Source material:
-- BEGIN --
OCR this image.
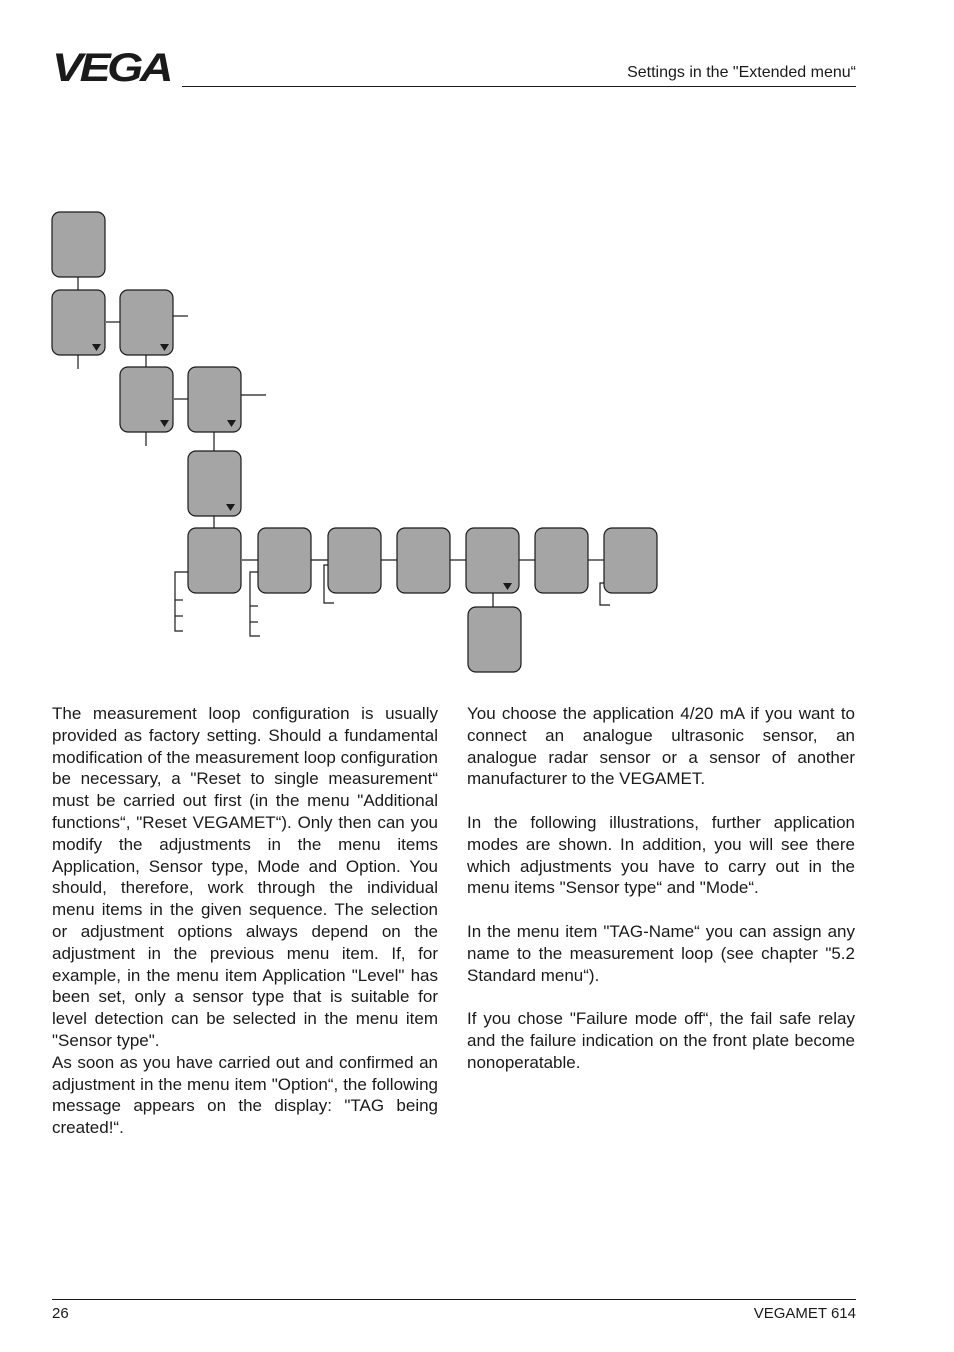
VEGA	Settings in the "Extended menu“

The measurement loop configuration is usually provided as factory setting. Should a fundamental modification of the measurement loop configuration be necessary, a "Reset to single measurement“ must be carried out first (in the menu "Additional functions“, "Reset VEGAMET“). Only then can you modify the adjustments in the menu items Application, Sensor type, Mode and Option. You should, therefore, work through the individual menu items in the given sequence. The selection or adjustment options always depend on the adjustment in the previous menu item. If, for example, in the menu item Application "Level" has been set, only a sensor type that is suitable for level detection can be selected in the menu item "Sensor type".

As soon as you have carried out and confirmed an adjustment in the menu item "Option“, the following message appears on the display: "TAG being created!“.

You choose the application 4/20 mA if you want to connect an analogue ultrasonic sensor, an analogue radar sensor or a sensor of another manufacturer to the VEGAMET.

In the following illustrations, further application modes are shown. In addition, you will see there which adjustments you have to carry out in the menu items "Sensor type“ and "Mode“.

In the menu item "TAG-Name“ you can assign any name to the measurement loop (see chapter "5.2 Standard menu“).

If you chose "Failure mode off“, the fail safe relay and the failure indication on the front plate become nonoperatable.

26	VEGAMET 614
-- END --
Exercise: Above are records with pictures; repeat the records exactly and leave the pictures out.

Exercise solution:
OCR this image.
VEGA	Settings in the "Extended menu“

The measurement loop configuration is usually provided as factory setting. Should a fundamental modification of the measurement loop configuration be necessary, a "Reset to single measurement“ must be carried out first (in the menu "Additional functions“, "Reset VEGAMET“). Only then can you modify the adjustments in the menu items Application, Sensor type, Mode and Option. You should, therefore, work through the individual menu items in the given sequence. The selection or adjustment options always depend on the adjustment in the previous menu item. If, for example, in the menu item Application "Level" has been set, only a sensor type that is suitable for level detection can be selected in the menu item "Sensor type".

As soon as you have carried out and confirmed an adjustment in the menu item "Option“, the following message appears on the display: "TAG being created!“.

You choose the application 4/20 mA if you want to connect an analogue ultrasonic sensor, an analogue radar sensor or a sensor of another manufacturer to the VEGAMET.

In the following illustrations, further application modes are shown. In addition, you will see there which adjustments you have to carry out in the menu items "Sensor type“ and "Mode“.

In the menu item "TAG-Name“ you can assign any name to the measurement loop (see chapter "5.2 Standard menu“).

If you chose "Failure mode off“, the fail safe relay and the failure indication on the front plate become nonoperatable.

26	VEGAMET 614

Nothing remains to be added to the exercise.